What the task requires: Can you find the lines of the listing that include "Rainfall" and copy every one?

Extracted information:
--- BEGIN ---

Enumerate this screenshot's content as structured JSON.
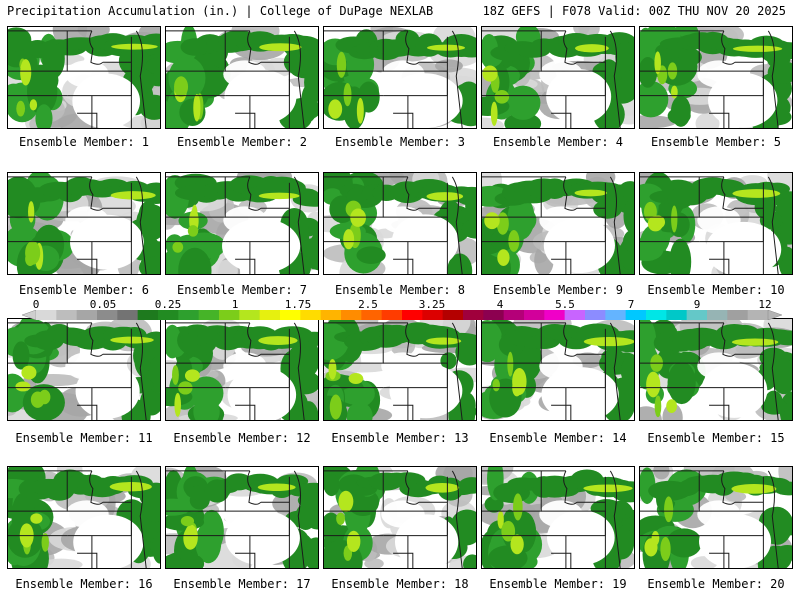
{
  "header": {
    "left": "Precipitation Accumulation (in.) | College of DuPage NEXLAB",
    "right": "18Z GEFS | F078 Valid: 00Z THU NOV 20 2025"
  },
  "colorbar": {
    "labels": [
      "0",
      "0.05",
      "0.25",
      "1",
      "1.75",
      "2.5",
      "3.25",
      "4",
      "5.5",
      "7",
      "9",
      "12"
    ],
    "colors": [
      "#d9d9d9",
      "#bdbdbd",
      "#a6a6a6",
      "#8c8c8c",
      "#737373",
      "#1e7a1e",
      "#228b22",
      "#2ea02e",
      "#46b428",
      "#7ccd1a",
      "#b4e61e",
      "#e6f00f",
      "#ffff00",
      "#ffdc00",
      "#ffb400",
      "#ff8c00",
      "#ff6400",
      "#ff3c00",
      "#ff0000",
      "#dc0000",
      "#b40000",
      "#a0003c",
      "#8c0050",
      "#b40078",
      "#d2009b",
      "#f000c8",
      "#c864ff",
      "#8c8cff",
      "#64b4ff",
      "#00c8ff",
      "#00e6e6",
      "#00c8c8",
      "#64c8c8",
      "#96b4b4",
      "#a0a0a0",
      "#b4b4b4"
    ]
  },
  "members": [
    {
      "label": "Ensemble Member: 1"
    },
    {
      "label": "Ensemble Member: 2"
    },
    {
      "label": "Ensemble Member: 3"
    },
    {
      "label": "Ensemble Member: 4"
    },
    {
      "label": "Ensemble Member: 5"
    },
    {
      "label": "Ensemble Member: 6"
    },
    {
      "label": "Ensemble Member: 7"
    },
    {
      "label": "Ensemble Member: 8"
    },
    {
      "label": "Ensemble Member: 9"
    },
    {
      "label": "Ensemble Member: 10"
    },
    {
      "label": "Ensemble Member: 11"
    },
    {
      "label": "Ensemble Member: 12"
    },
    {
      "label": "Ensemble Member: 13"
    },
    {
      "label": "Ensemble Member: 14"
    },
    {
      "label": "Ensemble Member: 15"
    },
    {
      "label": "Ensemble Member: 16"
    },
    {
      "label": "Ensemble Member: 17"
    },
    {
      "label": "Ensemble Member: 18"
    },
    {
      "label": "Ensemble Member: 19"
    },
    {
      "label": "Ensemble Member: 20"
    }
  ]
}
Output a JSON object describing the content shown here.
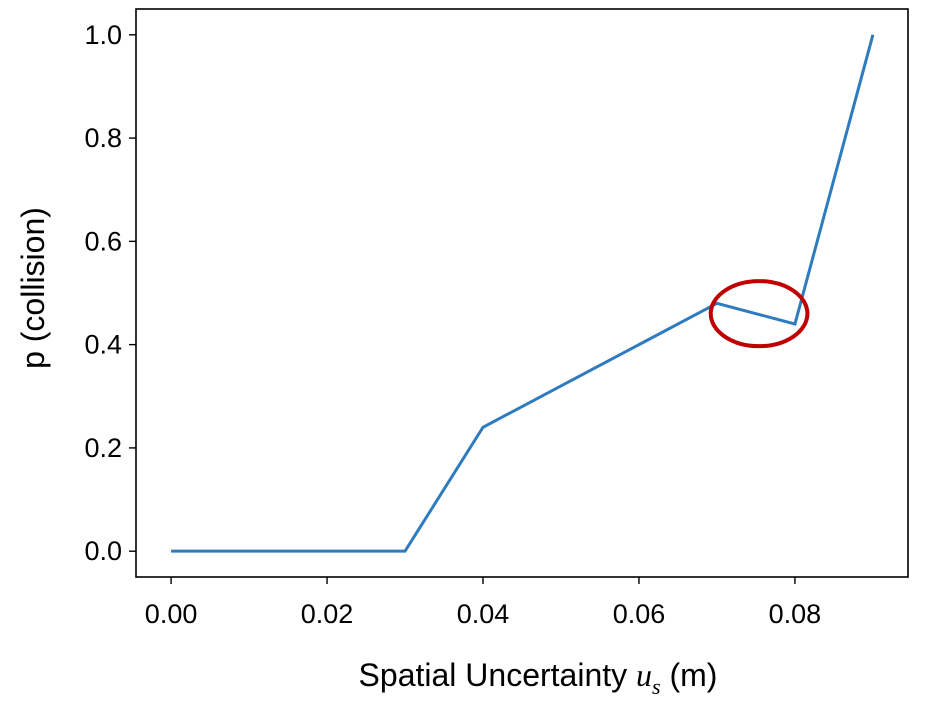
{
  "chart_data": {
    "type": "line",
    "title": "",
    "xlabel": "Spatial Uncertainty",
    "xlabel_symbol": "u",
    "xlabel_subscript": "s",
    "xlabel_unit": "(m)",
    "ylabel": "p (collision)",
    "xlim": [
      -0.0045,
      0.0945
    ],
    "ylim": [
      -0.05,
      1.05
    ],
    "xticks": [
      0.0,
      0.02,
      0.04,
      0.06,
      0.08
    ],
    "xtick_labels": [
      "0.00",
      "0.02",
      "0.04",
      "0.06",
      "0.08"
    ],
    "yticks": [
      0.0,
      0.2,
      0.4,
      0.6,
      0.8,
      1.0
    ],
    "ytick_labels": [
      "0.0",
      "0.2",
      "0.4",
      "0.6",
      "0.8",
      "1.0"
    ],
    "grid": false,
    "legend": "none",
    "series": [
      {
        "color": "#2e7bbf",
        "x": [
          0.0,
          0.01,
          0.02,
          0.03,
          0.04,
          0.05,
          0.06,
          0.07,
          0.08,
          0.09
        ],
        "y": [
          0.0,
          0.0,
          0.0,
          0.0,
          0.24,
          0.32,
          0.4,
          0.48,
          0.44,
          1.0
        ]
      }
    ],
    "annotations": [
      {
        "type": "ellipse",
        "color": "#c00000",
        "center": [
          0.0754,
          0.46
        ],
        "rx": 0.0062,
        "ry": 0.063
      }
    ]
  }
}
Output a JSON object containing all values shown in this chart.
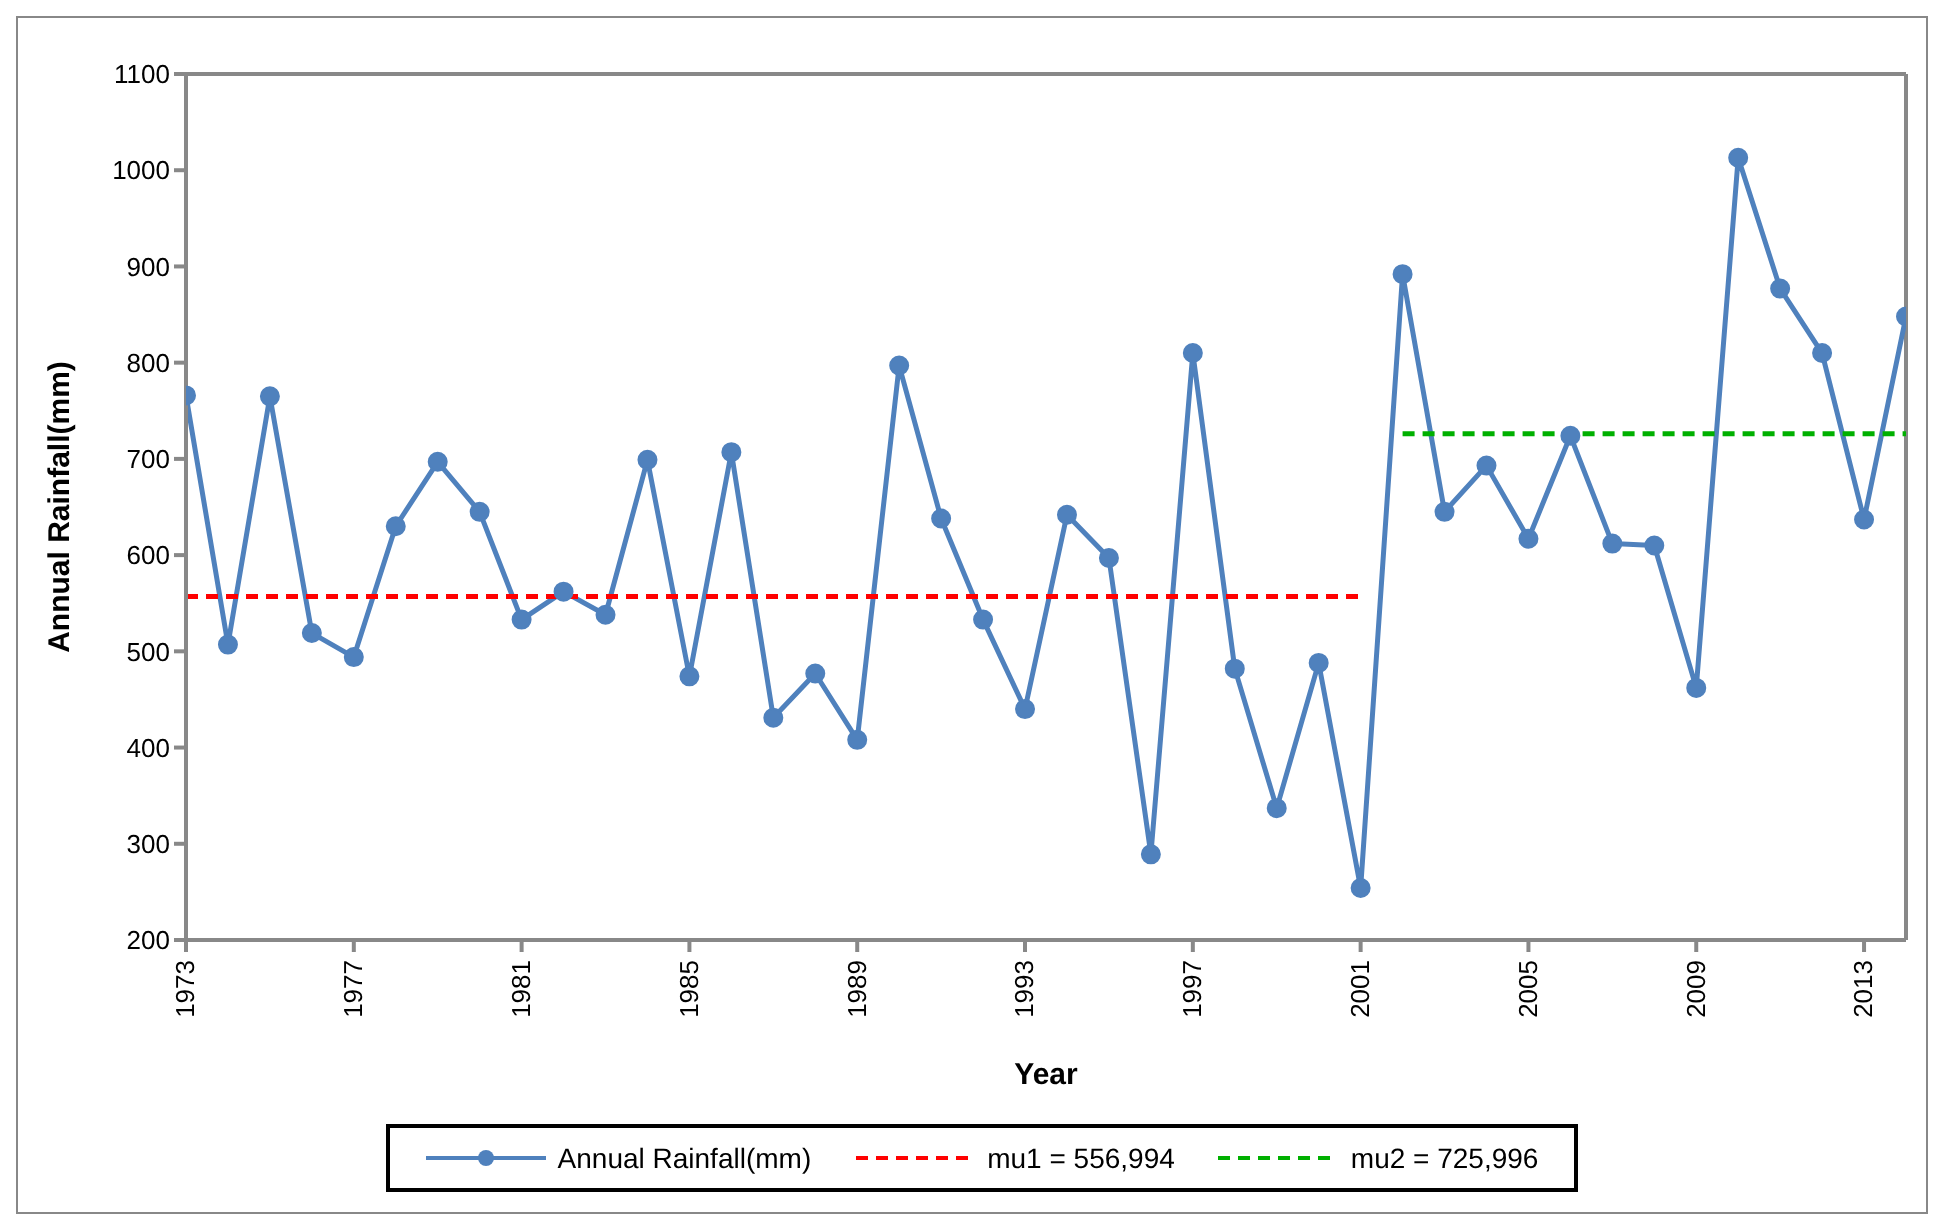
{
  "chart_data": {
    "type": "line",
    "xlabel": "Year",
    "ylabel": "Annual Rainfall(mm)",
    "xlim": [
      1973,
      2014
    ],
    "xticks": [
      1973,
      1977,
      1981,
      1985,
      1989,
      1993,
      1997,
      2001,
      2005,
      2009,
      2013
    ],
    "ylim": [
      200,
      1100
    ],
    "yticks": [
      200,
      300,
      400,
      500,
      600,
      700,
      800,
      900,
      1000,
      1100
    ],
    "grid": false,
    "legend": "bottom",
    "series": [
      {
        "name": "Annual Rainfall(mm)",
        "color": "#4f81bd",
        "marker": "circle",
        "line_style": "solid",
        "x": [
          1973,
          1974,
          1975,
          1976,
          1977,
          1978,
          1979,
          1980,
          1981,
          1982,
          1983,
          1984,
          1985,
          1986,
          1987,
          1988,
          1989,
          1990,
          1991,
          1992,
          1993,
          1994,
          1995,
          1996,
          1997,
          1998,
          1999,
          2000,
          2001,
          2002,
          2003,
          2004,
          2005,
          2006,
          2007,
          2008,
          2009,
          2010,
          2011,
          2012,
          2013,
          2014
        ],
        "values": [
          766,
          507,
          765,
          519,
          494,
          630,
          697,
          645,
          533,
          562,
          538,
          699,
          474,
          707,
          431,
          477,
          408,
          797,
          638,
          533,
          440,
          642,
          597,
          289,
          810,
          482,
          337,
          488,
          254,
          892,
          645,
          693,
          617,
          724,
          612,
          610,
          462,
          1013,
          877,
          810,
          637,
          848
        ]
      },
      {
        "name": "mu1 = 556,994",
        "color": "#ff0000",
        "marker": "none",
        "line_style": "dashed",
        "x": [
          1973,
          2001
        ],
        "values": [
          556.994,
          556.994
        ]
      },
      {
        "name": "mu2 = 725,996",
        "color": "#00b000",
        "marker": "none",
        "line_style": "dashed",
        "x": [
          2002,
          2014
        ],
        "values": [
          725.996,
          725.996
        ]
      }
    ]
  }
}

--- END ---

Result of the task:
    "ylabel": "Annual Rainfall(mm)",
        "name": "Annual Rainfall(mm)",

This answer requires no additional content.